Text provided

________________________

问题
here's some xml i'm parsing:
<?xml version="1.0" encoding="utf-8"?>
<data>
<row ows_Document='Weekly Report 10.21.2020'
ows_Category='Weekly Report'/>
<row ows_Document='Daily Update 10.20.2020'
ows_Category='Daily Update'/>
<row ows_Document='Weekly Report 10.14.2020'
ows_Category='Weekly Report'/>
<row ows_Document='Weekly Report 10.07.2020'
ows_Category='Weekly Report'/>
<row ows_Document='Spanish: Reporte Semanal 07.10.2020'
ows_Category='Weekly Report'/>
</data>
i've been trying to figure out how to get the conduit parser to reject records unless ows_Category
is Weekly Report
and ows_Document
doesn't contain Spanish
. at first, i used a dummy value (in parseDoc'
below) to filter them out after parsing, but then i realized i should be able to use Maybe
(in the otherwise identical parseDoc
below), together with join
to collapse out my Maybe
layer with the one used by tag'
event parser that fails based on name or attribute matches. it compiles, but behaves bizarrely, apparently not even trying to send certain elements to the parser! how could this be?
{-# LANGUAGE OverloadedStrings #-}
import Conduit
import Control.Monad
import qualified Data.ByteString.Lazy.Char8 as L8
import Data.Foldable
import Data.String
import qualified Data.Text as T
import Data.XML.Types
import Text.XML.Stream.Parse
newtype Doc = Doc
{ name :: String
} deriving (Show)
main :: IO ()
main = do
r <- L8.readFile "oha.xml"
let doc = Doc . T.unpack
check (x,y) a b = if y == "Weekly Report" && not (T.isInfixOf "Spanish" x) then a else b
t :: (MonadThrow m, MonadIO m) => ((T.Text, T.Text) -> ConduitT Event o m c)
-> ConduitT Event o m (Maybe c)
t f = tag' "row" ((,) <$> requireAttr "ows_Document" <*> requireAttr "ows_Category") $ \x -> do
liftIO $ print x
f x
parseDoc, parseDoc' :: (MonadThrow m, MonadIO m) => ConduitT Event o m (Maybe Doc)
parseDoc = (join <$>) . t $ \z@(x,_) -> return $ check z (Just $ doc x) Nothing -- this version doesn't get sent all of the data! why!?!?
parseDoc' = t $ \z@(x,_) -> return $ doc $ check z x $ T.pack bad -- dummy value
parseDocs :: (MonadThrow m, MonadIO m) => ConduitT Event o m (Maybe Doc)
-> ConduitT Event o m [Doc]
parseDocs = f tagNoAttr "data" . many'
f g n = force (n <> " required") . g (fromString n)
go p = runConduit $ parseLBS def r .| parseDocs p
bad = "no good"
traverse_ print =<< go parseDoc
putStrLn ""
traverse_ print =<< filter ((/= bad) . name) <$> go parseDoc'
output -- notice how parseDoc
isn't even sent one of the records (one that should succeed, from 10.14), while parseDoc'
behaves as expected:
("Weekly Report 10.21.2020","Weekly Report")
("Daily Update 10.20.2020","Daily Update")
("Weekly Report 10.07.2020","Weekly Report")
("Spanish: Reporte Semanal 07.10.2020","Weekly Report")
Doc {name = "Weekly Report 10.21.2020"}
Doc {name = "Weekly Report 10.07.2020"}
("Weekly Report 10.21.2020","Weekly Report")
("Daily Update 10.20.2020","Daily Update")

________________________

Information supplied
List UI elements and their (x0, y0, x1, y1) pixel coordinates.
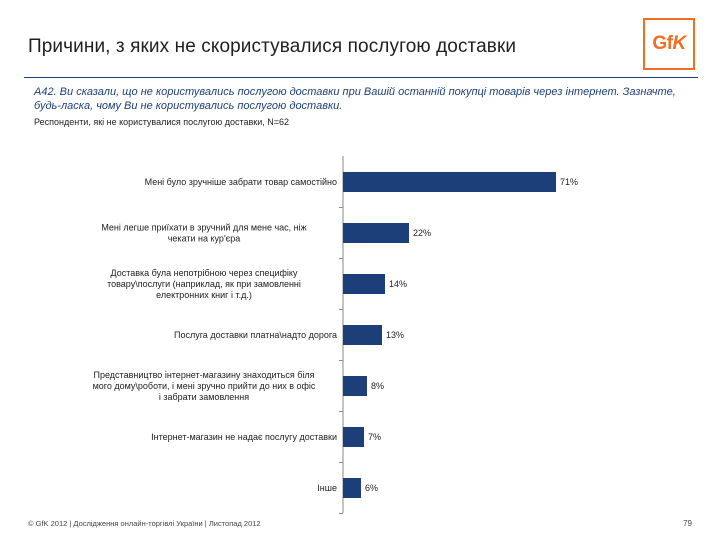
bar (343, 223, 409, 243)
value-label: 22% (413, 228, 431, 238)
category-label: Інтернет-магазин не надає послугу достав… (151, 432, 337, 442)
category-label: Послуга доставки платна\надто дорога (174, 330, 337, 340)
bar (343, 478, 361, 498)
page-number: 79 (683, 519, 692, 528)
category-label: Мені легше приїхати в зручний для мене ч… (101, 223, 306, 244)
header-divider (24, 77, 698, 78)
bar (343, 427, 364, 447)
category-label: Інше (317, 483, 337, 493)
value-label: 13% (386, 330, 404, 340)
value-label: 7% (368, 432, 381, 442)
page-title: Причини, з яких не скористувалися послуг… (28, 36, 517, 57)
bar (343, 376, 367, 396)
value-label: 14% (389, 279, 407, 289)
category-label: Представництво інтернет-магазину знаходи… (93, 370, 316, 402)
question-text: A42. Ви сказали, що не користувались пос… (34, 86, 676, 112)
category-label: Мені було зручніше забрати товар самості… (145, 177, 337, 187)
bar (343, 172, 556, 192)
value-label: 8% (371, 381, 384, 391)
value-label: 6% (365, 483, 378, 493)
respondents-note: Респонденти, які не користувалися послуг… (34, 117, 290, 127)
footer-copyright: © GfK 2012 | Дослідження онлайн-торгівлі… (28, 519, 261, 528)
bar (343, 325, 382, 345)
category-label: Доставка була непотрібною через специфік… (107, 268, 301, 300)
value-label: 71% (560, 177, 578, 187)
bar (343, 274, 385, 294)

________________________

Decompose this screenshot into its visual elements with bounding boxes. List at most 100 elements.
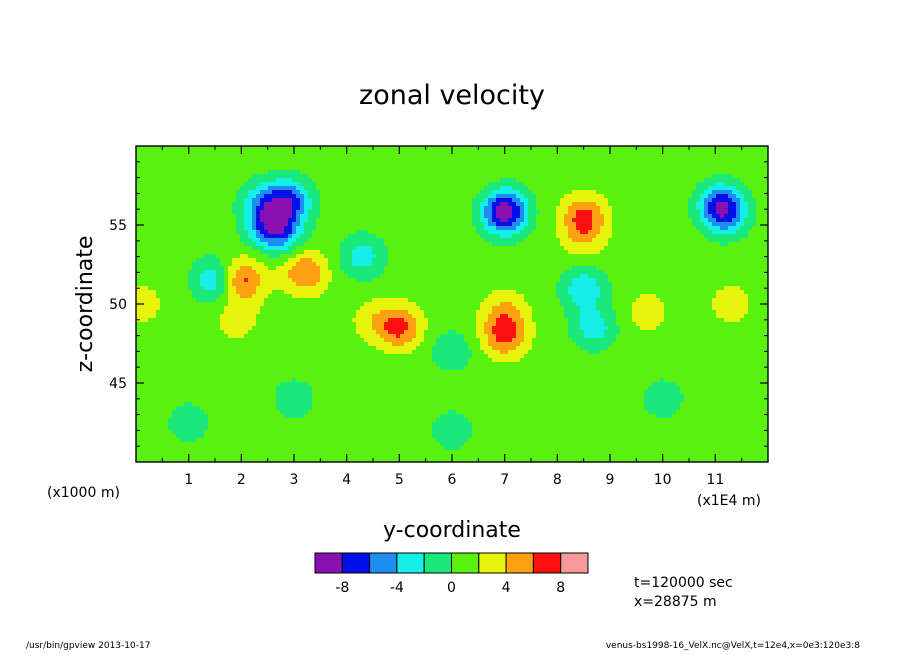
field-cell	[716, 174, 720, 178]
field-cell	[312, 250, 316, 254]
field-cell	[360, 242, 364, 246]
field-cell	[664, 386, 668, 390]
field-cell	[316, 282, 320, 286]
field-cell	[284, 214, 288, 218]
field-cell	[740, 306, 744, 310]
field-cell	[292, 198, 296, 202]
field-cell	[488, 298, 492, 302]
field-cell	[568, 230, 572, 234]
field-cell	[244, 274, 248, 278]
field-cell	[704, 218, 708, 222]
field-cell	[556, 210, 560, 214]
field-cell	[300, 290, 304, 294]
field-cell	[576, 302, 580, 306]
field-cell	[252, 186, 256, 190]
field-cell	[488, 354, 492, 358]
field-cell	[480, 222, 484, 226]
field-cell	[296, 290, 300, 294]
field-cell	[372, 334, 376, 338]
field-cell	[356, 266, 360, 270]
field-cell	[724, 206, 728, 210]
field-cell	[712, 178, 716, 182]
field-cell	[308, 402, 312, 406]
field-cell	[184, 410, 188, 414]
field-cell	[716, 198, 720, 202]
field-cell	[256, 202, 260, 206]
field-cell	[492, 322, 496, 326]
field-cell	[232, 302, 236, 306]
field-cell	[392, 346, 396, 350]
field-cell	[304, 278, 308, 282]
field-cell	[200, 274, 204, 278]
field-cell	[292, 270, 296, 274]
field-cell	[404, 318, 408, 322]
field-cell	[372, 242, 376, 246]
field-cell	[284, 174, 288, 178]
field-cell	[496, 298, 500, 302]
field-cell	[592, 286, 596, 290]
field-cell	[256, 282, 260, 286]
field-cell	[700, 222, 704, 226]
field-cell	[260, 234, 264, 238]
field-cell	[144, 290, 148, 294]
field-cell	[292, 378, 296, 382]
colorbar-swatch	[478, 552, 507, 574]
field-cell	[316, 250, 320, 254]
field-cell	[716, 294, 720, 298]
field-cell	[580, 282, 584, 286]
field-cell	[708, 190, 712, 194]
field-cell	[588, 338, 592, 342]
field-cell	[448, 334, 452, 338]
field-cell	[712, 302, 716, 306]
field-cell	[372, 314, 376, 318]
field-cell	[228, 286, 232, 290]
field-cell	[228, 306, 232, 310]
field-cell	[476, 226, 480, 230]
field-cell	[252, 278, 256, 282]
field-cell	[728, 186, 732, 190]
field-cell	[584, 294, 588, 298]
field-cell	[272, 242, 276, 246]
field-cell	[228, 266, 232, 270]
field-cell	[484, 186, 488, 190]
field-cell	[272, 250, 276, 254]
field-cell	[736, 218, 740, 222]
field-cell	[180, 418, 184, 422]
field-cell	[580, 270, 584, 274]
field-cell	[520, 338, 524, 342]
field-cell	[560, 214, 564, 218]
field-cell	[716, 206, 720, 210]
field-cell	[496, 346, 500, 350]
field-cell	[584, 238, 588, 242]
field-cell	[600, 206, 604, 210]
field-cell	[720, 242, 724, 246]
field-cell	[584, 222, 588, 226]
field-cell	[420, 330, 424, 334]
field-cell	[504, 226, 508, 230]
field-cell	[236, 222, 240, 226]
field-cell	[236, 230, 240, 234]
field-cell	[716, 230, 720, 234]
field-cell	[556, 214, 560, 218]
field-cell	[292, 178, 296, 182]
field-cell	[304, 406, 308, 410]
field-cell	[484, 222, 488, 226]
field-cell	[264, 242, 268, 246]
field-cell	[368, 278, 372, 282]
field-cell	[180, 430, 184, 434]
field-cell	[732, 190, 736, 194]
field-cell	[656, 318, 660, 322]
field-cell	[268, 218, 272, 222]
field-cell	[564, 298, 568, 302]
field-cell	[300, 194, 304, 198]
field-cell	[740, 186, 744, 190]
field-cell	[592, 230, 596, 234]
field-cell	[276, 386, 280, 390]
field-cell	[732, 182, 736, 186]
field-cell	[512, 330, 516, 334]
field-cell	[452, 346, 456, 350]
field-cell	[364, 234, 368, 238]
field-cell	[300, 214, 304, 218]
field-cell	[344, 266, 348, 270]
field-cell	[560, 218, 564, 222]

________________________

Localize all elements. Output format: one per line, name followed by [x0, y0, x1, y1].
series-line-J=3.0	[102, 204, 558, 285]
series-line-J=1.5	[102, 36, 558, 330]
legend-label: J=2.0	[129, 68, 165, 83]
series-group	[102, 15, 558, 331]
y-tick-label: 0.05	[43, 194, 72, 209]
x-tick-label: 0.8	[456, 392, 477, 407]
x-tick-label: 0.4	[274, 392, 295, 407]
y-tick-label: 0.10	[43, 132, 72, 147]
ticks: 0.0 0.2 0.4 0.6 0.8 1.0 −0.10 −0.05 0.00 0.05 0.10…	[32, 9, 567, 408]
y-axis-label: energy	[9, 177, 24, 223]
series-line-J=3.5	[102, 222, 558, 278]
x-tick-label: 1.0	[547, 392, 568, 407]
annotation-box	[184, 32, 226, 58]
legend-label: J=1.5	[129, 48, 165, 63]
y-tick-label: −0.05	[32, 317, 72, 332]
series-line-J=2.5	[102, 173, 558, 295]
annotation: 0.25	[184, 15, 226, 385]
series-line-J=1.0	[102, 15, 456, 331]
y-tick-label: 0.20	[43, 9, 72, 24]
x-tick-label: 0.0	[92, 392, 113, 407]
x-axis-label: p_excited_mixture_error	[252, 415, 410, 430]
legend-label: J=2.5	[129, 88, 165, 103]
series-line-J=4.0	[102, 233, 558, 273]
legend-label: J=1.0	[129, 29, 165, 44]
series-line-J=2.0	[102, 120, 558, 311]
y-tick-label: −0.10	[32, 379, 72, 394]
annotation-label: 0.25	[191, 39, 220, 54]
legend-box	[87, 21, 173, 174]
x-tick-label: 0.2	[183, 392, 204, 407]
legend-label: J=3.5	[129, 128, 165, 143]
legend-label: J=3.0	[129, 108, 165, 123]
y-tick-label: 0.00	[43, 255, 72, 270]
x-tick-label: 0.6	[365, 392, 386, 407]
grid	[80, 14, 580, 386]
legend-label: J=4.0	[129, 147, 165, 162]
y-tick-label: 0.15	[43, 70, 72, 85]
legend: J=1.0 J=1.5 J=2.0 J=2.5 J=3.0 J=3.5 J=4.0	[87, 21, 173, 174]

________________________

What to do
**A.** In the first listing, arrange the part that opens with the line containing "bar (343, 223, 409, 243)" and closes with the line containing "value-label: 14% (389, 279, 407, 289)" as a numbered list, leaving out any blank lines.
**B.** Pick up the forum thread on filtering XML records with a conduit parser from the point where it stops.
The text and the listings have nothing to do with each other.

Answers per task
**A.**
1. bar (343, 223, 409, 243)
2. value-label: 22% (413, 228, 431, 238)
3. category-label: Інтернет-магазин не надає послугу достав… (151, 432, 337, 442)
4. category-label: Послуга доставки платна\надто дорога (174, 330, 337, 340)
5. bar (343, 478, 361, 498)
6. page-number: 79 (683, 519, 692, 528)
7. category-label: Мені легше приїхати в зручний для мене ч… (101, 223, 306, 244)
8. header-divider (24, 77, 698, 78)
9. bar (343, 427, 364, 447)
10. category-label: Інше (317, 483, 337, 493)
11. value-label: 13% (386, 330, 404, 340)
12. value-label: 7% (368, 432, 381, 442)
13. page-title: Причини, з яких не скористувалися послуг… (28, 36, 517, 57)
14. bar (343, 376, 367, 396)
15. value-label: 14% (389, 279, 407, 289)

**B.**
("Weekly Report 10.14.2020","Weekly Report")
("Weekly Report 10.07.2020","Weekly Report")
("Spanish: Reporte Semanal 07.10.2020","Weekly Report")
Doc {name = "Weekly Report 10.21.2020"}
Doc {name = "Weekly Report 10.14.2020"}
Doc {name = "Weekly Report 10.07.2020"}
when i tried further simplifying by removing everything to do with ows_Category
, suddenly parseDoc
worked fine, establishing the soundness of the idea? when i instead removed everything to do with ows_Document
, the problem remained.
i suspect i'm supposed to be doing this with requireAttrRaw, but i haven't been able to make sense of it and can't find doc/examples.
does this have to do with Applicative
-- now that i think about it, it shouldn't be able to fail based on examining values, right?
UPDATES
i found this answer from the author for a previous version of the library, which includes the intriguing force "fail msg" $ return Nothing
in a similar situation, but that abandons all parsing instead of just failing the current parse.
this comment suggests i need to throw an exception, and in the source, they use something like lift $ throwM $ XmlException "failed check" $ Just event
, but like force ... return Nothing
, this kills all parsing, instead of just the current parser. also i don't know how to get my hands on the event
.
here's a merged pull request claiming to have addressed this issue, but it doesn't discuss how to use it, only that it is "trivial" :)
ANSWER
to be explicit about the answer:
parseAttributes :: AttrParser (T.Text, T.Text)
parseAttributes = do
d <- requireAttr "ows_Document"
c <- requireAttr "ows_Category"
ignoreAttrs
guard $ not (T.isInfixOf "Spanish" d) && c == "Weekly Report"
return d
parseDoc :: (MonadThrow m, MonadIO m) => ConduitT Event o m (Maybe Doc)
parseDoc = tag' "row" parseAttributes $ return . doc
or, since in this case the attribute values can be checked independently:
parseAttributes = requireAttrRaw' "ows_Document" (not . T.isInfixOf "Spanish")
<* requireAttrRaw' "ows_Category" ("Weekly Report" ==)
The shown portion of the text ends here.